_Data supplied_
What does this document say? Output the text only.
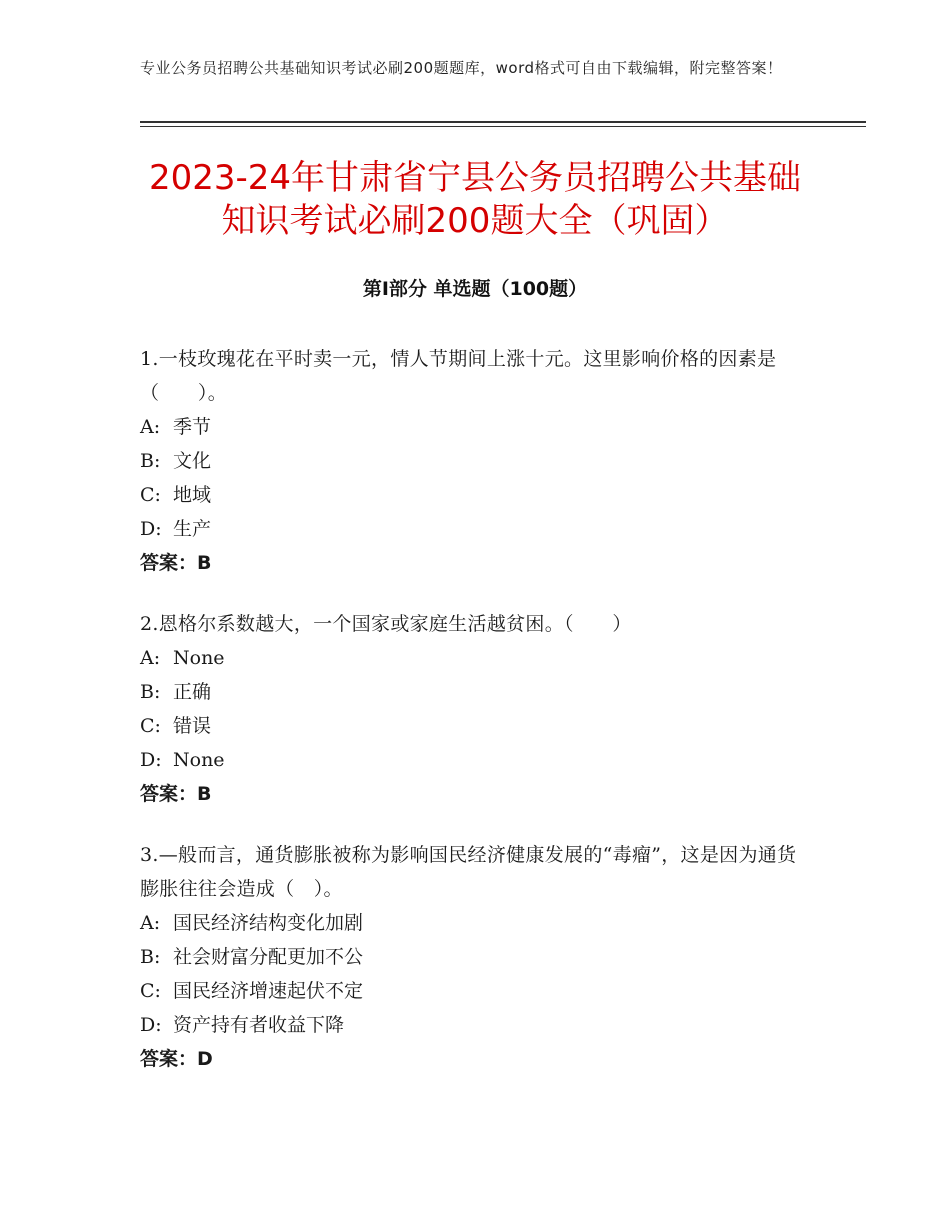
专业公务员招聘公共基础知识考试必刷200题题库，word格式可自由下载编辑，附完整答案！
2023-24年甘肃省宁县公务员招聘公共基础
知识考试必刷200题大全（巩固）
第Ⅰ部分 单选题（100题）

1.一枝玫瑰花在平时卖一元，情人节期间上涨十元。这里影响价格的因素是（　　）。

A: 季节

B: 文化

C: 地域

D: 生产

答案：B

2.恩格尔系数越大，一个国家或家庭生活越贫困。（　　）

A: None

B: 正确

C: 错误

D: None

答案：B

3.—般而言，通货膨胀被称为影响国民经济健康发展的“毒瘤”，这是因为通货膨胀往往会造成（　）。

A: 国民经济结构变化加剧

B: 社会财富分配更加不公

C: 国民经济增速起伏不定

D: 资产持有者收益下降

答案：D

_Instructions for the task_
Copy out the records above in full, exactly as written, but not the pictures.

_Result of this task_
What does this document say? Output the text only.
专业公务员招聘公共基础知识考试必刷200题题库，word格式可自由下载编辑，附完整答案！
2023-24年甘肃省宁县公务员招聘公共基础
知识考试必刷200题大全（巩固）
第Ⅰ部分 单选题（100题）

1.一枝玫瑰花在平时卖一元，情人节期间上涨十元。这里影响价格的因素是（　　）。

A: 季节

B: 文化

C: 地域

D: 生产

答案：B

2.恩格尔系数越大，一个国家或家庭生活越贫困。（　　）

A: None

B: 正确

C: 错误

D: None

答案：B

3.—般而言，通货膨胀被称为影响国民经济健康发展的“毒瘤”，这是因为通货膨胀往往会造成（　）。

A: 国民经济结构变化加剧

B: 社会财富分配更加不公

C: 国民经济增速起伏不定

D: 资产持有者收益下降

答案：D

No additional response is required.